[Records for processing start]

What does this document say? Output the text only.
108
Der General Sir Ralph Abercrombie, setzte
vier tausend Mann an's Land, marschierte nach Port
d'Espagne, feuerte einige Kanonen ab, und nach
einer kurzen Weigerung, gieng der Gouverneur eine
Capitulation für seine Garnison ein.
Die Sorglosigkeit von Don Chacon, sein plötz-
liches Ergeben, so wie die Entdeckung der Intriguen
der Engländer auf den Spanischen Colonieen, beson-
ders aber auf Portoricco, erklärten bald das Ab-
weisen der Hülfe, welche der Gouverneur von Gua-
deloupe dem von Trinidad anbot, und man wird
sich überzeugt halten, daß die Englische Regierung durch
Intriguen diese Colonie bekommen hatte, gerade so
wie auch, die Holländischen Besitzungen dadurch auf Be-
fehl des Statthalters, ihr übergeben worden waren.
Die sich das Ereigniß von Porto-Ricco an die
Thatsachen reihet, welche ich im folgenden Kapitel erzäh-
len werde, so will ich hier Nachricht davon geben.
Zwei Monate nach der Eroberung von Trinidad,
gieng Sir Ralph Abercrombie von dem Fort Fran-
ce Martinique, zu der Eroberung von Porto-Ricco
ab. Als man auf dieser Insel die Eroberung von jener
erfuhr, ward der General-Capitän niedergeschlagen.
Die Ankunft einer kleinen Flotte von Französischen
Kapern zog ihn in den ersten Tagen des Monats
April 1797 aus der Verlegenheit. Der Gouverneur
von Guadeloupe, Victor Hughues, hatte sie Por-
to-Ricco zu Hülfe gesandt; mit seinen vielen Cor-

[Records for processing end]

What you have to do —
For each line of the listing that holds the word "Ralph", show that line.

Result —
Der General Sir Ralph Abercrombie, setzte
gieng Sir Ralph Abercrombie von dem Fort Fran-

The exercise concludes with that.